> **Problem requirements**
Which lines hold the word "title"? Copy each one.

++++++++++

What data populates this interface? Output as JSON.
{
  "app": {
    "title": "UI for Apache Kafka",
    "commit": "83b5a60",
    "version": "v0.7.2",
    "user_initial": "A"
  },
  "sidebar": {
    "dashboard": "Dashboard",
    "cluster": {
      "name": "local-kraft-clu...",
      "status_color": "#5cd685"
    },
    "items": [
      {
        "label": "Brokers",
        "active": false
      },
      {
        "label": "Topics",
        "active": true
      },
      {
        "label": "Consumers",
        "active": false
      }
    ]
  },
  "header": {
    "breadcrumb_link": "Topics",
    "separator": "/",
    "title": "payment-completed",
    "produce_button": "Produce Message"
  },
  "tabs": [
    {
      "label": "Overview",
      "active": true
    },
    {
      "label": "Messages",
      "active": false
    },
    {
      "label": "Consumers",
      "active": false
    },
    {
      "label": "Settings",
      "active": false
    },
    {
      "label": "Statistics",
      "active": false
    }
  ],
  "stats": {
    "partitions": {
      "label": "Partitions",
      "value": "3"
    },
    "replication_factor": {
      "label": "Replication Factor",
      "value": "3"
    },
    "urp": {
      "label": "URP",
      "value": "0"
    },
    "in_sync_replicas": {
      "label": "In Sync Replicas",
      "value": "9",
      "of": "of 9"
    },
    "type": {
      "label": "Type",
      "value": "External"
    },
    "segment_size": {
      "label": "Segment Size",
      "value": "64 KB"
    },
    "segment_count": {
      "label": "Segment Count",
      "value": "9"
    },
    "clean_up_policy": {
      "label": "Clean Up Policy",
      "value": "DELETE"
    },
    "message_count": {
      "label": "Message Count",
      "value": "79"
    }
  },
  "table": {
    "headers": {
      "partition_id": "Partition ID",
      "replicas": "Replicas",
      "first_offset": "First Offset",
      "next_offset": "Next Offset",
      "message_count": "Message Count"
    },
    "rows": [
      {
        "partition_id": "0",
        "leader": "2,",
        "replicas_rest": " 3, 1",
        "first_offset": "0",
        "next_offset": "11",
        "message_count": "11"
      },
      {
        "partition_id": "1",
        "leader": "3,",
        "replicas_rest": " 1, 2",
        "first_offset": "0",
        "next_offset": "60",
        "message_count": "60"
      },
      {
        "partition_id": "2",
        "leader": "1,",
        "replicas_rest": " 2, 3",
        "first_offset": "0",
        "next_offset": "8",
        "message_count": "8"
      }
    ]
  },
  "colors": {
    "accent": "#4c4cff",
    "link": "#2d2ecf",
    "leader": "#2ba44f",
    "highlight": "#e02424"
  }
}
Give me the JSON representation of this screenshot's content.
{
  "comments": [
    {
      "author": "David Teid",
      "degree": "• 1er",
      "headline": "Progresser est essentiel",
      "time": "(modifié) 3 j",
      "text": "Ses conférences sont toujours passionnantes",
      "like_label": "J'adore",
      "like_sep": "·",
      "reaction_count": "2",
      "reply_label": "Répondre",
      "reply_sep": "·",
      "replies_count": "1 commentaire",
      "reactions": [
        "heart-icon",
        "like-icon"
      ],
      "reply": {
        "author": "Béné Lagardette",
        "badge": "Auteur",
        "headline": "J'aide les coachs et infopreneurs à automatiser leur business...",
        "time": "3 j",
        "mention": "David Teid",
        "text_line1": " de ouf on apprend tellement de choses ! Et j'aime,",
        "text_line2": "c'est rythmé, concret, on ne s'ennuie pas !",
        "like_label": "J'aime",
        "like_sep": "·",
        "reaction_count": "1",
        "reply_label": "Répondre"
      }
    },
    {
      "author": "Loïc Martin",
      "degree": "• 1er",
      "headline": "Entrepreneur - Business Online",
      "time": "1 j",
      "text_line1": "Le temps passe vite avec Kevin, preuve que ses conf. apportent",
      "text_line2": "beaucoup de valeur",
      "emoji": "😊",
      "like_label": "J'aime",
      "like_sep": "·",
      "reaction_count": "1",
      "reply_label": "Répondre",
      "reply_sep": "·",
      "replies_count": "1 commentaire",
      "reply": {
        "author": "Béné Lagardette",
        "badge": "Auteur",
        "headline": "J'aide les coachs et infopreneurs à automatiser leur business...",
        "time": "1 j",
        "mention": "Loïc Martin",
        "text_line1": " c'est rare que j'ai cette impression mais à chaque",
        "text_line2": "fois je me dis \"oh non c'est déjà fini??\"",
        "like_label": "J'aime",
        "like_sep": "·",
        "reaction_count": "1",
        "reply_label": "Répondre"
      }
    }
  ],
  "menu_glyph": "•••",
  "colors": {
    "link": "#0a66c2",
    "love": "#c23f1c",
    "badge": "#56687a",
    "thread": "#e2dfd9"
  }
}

++++++++++

> **Output of the task**
    "title": "UI for Apache Kafka",
    "title": "payment-completed",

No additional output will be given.